**Work to do**
Draw out every line with the word "不低于C" from the listing below.

**Entries shown**
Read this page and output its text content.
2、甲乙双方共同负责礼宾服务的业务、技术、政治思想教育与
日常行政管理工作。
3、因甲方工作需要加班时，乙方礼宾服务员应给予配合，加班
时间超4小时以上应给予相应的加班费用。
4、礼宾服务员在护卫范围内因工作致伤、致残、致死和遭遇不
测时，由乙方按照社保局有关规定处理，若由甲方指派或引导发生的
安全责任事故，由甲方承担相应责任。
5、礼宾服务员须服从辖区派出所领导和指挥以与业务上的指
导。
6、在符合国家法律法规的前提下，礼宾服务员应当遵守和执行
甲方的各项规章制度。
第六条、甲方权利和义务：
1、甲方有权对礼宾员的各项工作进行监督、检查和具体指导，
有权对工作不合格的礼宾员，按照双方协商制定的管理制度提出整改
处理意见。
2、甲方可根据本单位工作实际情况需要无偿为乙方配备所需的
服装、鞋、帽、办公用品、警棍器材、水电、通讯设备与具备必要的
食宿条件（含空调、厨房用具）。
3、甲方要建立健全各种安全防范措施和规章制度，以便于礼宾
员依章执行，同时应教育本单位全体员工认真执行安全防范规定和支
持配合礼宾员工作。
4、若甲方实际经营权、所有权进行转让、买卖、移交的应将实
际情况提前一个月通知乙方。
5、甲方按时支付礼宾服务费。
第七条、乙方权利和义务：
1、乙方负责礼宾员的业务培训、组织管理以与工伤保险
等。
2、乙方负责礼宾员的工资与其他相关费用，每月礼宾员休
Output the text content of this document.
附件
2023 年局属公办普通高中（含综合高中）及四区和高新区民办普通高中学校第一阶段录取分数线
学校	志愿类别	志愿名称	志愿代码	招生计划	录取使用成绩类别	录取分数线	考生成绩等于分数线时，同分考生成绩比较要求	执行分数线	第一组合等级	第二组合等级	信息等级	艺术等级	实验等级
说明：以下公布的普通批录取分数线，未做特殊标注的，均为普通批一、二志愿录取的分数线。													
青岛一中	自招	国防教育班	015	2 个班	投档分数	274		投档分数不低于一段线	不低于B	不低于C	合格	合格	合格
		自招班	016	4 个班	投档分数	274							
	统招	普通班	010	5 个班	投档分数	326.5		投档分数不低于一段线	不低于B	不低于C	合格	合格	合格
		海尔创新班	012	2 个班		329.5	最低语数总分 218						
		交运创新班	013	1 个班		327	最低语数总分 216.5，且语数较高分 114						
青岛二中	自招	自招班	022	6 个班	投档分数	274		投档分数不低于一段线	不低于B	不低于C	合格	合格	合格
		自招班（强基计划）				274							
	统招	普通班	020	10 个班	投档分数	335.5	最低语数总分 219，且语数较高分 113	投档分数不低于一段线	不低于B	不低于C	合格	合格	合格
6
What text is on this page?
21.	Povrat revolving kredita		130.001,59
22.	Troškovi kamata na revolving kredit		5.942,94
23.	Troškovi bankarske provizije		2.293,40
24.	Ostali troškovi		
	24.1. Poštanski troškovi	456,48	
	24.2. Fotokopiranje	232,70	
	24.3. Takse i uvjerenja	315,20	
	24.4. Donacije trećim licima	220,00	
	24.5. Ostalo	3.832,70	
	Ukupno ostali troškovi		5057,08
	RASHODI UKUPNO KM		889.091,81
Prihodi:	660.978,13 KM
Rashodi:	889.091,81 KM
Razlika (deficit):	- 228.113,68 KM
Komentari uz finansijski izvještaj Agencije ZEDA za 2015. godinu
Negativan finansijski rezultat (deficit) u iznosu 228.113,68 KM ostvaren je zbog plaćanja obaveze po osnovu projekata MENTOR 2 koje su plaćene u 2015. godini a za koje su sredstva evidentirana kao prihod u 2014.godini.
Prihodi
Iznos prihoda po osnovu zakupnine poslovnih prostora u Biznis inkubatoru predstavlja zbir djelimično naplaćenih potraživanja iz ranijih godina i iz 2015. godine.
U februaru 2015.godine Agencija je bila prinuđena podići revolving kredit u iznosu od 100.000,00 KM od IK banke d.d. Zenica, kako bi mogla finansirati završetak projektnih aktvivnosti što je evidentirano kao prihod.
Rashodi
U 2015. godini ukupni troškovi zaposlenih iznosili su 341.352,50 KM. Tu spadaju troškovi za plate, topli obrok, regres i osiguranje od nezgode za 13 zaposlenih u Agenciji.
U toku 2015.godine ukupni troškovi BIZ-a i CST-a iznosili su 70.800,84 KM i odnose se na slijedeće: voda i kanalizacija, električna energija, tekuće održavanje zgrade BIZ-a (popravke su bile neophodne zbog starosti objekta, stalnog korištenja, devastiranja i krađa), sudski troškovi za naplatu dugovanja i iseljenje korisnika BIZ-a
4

**Exercise answer**
青岛一中	自招	国防教育班	015	2 个班	投档分数	274		投档分数不低于一段线	不低于B	不低于C	合格	合格	合格
	统招	普通班	010	5 个班	投档分数	326.5		投档分数不低于一段线	不低于B	不低于C	合格	合格	合格
青岛二中	自招	自招班	022	6 个班	投档分数	274		投档分数不低于一段线	不低于B	不低于C	合格	合格	合格
	统招	普通班	020	10 个班	投档分数	335.5	最低语数总分 219，且语数较高分 113	投档分数不低于一段线	不低于B	不低于C	合格	合格	合格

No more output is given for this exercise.